Dataset entries on figures:

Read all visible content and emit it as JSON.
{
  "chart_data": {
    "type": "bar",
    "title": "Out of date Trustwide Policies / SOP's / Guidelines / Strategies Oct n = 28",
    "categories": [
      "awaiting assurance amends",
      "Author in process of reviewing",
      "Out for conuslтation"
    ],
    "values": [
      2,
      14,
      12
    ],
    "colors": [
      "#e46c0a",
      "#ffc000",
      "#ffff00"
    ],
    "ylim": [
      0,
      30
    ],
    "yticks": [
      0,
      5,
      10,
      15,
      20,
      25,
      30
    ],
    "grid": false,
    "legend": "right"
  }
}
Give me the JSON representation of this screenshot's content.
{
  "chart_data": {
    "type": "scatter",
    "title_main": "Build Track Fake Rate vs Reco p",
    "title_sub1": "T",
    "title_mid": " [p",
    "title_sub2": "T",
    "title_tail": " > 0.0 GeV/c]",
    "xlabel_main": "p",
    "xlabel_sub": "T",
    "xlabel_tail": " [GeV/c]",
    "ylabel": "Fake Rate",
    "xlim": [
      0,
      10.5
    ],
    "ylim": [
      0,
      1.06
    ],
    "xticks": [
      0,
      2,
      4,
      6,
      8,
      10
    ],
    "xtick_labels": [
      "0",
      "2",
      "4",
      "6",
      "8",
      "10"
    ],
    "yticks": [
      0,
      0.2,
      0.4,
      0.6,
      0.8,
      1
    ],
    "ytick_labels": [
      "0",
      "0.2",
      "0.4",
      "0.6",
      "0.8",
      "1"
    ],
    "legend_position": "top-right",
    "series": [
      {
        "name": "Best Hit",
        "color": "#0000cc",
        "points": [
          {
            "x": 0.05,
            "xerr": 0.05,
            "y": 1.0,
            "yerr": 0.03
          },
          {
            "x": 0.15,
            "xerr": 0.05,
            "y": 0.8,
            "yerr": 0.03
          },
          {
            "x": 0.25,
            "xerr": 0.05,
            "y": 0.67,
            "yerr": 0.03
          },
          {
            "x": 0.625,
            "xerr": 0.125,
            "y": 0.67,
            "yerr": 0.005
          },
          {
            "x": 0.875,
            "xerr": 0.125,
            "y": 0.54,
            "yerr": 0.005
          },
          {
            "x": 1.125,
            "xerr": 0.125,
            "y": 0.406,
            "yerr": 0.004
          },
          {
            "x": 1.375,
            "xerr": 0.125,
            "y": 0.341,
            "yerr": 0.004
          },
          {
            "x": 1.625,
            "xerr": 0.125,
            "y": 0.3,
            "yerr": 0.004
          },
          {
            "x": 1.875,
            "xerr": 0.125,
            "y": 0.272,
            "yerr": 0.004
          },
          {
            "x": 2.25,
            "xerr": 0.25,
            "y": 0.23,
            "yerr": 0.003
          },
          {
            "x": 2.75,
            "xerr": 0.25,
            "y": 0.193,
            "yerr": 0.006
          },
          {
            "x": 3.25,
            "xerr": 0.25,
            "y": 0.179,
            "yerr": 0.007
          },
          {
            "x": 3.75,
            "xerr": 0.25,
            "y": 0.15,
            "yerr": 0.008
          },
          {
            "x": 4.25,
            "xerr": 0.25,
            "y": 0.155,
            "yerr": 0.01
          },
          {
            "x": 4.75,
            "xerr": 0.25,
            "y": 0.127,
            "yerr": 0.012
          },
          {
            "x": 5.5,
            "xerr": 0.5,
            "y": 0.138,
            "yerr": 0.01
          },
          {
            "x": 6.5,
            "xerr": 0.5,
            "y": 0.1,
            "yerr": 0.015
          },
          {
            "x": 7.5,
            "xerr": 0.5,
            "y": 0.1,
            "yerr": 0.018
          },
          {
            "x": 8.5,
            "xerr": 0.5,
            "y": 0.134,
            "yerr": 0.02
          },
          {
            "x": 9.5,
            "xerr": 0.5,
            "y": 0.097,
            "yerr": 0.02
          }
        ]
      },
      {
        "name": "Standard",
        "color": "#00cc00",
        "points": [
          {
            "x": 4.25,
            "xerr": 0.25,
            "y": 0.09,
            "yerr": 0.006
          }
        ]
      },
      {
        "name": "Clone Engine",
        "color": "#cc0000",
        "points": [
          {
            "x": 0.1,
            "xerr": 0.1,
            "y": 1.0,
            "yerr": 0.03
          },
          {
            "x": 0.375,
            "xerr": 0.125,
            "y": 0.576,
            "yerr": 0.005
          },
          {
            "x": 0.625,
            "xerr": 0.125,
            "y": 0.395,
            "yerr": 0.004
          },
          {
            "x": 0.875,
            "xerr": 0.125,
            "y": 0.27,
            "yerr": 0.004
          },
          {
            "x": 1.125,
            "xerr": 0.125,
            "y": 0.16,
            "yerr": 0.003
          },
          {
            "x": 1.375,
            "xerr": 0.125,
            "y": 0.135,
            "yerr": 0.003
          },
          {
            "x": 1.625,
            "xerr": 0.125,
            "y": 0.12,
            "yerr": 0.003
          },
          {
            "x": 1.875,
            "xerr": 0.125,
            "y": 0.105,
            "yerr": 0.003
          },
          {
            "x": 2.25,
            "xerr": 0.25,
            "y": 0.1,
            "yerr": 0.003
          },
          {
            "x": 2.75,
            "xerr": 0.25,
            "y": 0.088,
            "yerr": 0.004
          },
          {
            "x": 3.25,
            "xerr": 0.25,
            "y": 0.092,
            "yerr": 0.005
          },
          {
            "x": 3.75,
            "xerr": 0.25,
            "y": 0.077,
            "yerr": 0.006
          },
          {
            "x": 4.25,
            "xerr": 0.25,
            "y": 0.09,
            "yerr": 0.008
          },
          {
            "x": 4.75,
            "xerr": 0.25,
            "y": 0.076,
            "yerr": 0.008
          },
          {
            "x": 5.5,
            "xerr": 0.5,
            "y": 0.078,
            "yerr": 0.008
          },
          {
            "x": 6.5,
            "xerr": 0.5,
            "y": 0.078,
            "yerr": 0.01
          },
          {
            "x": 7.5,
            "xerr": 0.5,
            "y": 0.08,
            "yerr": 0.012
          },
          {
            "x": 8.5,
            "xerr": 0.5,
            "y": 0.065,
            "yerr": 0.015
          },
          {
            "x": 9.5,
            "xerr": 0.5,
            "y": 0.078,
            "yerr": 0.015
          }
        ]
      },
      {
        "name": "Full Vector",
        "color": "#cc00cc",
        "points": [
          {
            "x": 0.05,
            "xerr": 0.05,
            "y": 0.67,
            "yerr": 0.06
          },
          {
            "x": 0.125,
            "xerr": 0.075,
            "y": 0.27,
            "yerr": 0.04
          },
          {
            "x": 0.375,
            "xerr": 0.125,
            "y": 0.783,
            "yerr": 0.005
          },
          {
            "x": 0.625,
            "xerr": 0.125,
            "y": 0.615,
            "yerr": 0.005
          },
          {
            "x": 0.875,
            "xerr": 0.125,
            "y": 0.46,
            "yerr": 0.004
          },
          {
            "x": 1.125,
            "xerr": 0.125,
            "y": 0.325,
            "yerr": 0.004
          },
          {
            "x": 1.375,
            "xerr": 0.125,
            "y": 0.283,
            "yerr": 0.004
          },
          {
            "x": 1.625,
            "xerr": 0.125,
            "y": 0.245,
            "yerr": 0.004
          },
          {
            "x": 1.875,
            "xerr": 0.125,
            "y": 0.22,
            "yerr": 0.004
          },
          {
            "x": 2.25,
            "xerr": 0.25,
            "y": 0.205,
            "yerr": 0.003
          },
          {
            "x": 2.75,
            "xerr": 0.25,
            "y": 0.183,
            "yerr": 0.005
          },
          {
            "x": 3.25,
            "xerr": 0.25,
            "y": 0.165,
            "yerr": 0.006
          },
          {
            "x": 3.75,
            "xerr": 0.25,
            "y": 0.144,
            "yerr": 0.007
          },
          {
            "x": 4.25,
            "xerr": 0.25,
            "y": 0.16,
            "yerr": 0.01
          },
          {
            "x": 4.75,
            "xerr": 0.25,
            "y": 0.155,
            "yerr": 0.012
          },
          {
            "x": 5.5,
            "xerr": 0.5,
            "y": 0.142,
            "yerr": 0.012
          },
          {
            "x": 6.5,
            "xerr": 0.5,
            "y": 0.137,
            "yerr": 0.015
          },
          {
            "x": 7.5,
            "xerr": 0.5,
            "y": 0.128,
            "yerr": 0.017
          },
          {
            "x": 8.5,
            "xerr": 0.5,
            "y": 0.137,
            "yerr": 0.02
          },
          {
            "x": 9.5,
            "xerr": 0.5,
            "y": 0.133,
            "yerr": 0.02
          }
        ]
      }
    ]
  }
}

== Required work ==
Find every line in the records above that contains the word "Fake", and copy each one.

== Answer to this task ==
    "title_main": "Build Track Fake Rate vs Reco p",
    "ylabel": "Fake Rate",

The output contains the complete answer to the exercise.